▸ **Task statement**
Find the string "telegram" in the records. Copy every line it appears in.

Records from a data source
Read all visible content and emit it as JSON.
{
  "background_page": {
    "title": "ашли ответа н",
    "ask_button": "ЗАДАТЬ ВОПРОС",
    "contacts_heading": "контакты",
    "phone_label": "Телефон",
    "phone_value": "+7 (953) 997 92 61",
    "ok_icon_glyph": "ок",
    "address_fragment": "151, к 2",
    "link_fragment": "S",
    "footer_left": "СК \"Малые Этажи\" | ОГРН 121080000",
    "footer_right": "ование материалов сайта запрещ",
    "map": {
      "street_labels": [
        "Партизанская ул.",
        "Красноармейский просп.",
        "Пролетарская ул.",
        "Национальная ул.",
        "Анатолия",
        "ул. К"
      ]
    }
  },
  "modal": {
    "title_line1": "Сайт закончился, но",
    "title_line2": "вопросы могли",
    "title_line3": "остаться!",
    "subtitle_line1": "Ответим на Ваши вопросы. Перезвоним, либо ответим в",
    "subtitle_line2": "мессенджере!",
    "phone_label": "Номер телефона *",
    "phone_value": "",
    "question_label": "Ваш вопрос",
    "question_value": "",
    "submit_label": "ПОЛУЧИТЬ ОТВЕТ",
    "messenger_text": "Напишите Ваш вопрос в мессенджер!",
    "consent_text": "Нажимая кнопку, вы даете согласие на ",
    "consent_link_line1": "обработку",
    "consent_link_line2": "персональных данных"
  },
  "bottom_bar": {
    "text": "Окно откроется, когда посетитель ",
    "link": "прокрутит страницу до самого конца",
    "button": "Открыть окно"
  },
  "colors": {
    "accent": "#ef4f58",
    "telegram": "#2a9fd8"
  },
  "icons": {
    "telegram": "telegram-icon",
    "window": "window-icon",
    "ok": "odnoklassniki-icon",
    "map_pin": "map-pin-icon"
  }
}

▸ **Answer to the exercise**
    "telegram": "#2a9fd8"
    "telegram": "telegram-icon",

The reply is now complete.